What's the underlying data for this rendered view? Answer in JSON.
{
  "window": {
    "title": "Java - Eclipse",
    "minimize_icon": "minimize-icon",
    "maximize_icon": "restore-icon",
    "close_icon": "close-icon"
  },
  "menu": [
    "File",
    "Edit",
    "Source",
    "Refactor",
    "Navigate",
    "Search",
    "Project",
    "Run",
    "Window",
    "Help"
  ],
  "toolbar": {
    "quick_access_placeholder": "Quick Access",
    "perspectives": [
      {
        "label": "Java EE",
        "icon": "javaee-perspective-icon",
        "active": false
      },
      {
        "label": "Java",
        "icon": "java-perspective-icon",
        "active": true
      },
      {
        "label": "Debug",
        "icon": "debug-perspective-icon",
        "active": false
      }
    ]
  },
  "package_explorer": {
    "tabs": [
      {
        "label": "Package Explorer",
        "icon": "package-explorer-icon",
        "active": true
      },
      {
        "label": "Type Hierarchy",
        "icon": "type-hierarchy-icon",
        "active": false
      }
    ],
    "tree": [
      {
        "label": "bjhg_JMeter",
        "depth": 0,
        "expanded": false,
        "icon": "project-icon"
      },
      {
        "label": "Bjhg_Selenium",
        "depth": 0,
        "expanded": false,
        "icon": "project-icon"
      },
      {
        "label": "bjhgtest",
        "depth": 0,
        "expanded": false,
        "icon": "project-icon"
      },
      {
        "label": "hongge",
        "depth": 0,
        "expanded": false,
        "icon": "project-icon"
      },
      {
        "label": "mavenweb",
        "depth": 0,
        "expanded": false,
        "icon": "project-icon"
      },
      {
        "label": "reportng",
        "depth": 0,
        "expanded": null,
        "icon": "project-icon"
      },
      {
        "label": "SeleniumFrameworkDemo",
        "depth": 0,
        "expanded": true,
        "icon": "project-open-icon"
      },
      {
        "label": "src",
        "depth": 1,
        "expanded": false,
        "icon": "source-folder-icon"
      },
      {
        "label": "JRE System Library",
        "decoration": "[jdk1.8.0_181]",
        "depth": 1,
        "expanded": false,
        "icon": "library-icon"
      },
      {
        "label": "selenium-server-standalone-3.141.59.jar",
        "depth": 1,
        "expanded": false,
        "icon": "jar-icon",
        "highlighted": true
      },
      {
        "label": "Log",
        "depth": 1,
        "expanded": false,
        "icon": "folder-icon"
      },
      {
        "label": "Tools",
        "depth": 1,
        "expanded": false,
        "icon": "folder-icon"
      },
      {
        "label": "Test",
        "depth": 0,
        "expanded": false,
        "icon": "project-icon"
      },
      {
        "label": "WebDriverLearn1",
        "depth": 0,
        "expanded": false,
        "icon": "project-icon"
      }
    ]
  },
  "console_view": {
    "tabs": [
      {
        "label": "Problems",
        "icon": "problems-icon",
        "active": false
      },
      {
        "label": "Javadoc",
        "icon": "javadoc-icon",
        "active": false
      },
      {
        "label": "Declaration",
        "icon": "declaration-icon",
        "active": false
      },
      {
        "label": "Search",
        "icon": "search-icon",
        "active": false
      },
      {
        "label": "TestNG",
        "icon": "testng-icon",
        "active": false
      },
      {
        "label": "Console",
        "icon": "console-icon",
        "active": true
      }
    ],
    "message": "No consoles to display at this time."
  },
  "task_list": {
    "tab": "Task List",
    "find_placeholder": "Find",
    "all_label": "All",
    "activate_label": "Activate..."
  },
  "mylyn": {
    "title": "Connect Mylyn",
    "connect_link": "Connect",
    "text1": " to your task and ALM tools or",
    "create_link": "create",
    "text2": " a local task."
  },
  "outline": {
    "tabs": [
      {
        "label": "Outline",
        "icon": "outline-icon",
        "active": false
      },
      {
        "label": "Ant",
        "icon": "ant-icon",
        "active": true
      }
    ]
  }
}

Short problem:
From the entries above, pull out each line that includes "this".

Output:
What's the underlying data for this rendered view? Answer in JSON.
    "message": "No consoles to display at this time."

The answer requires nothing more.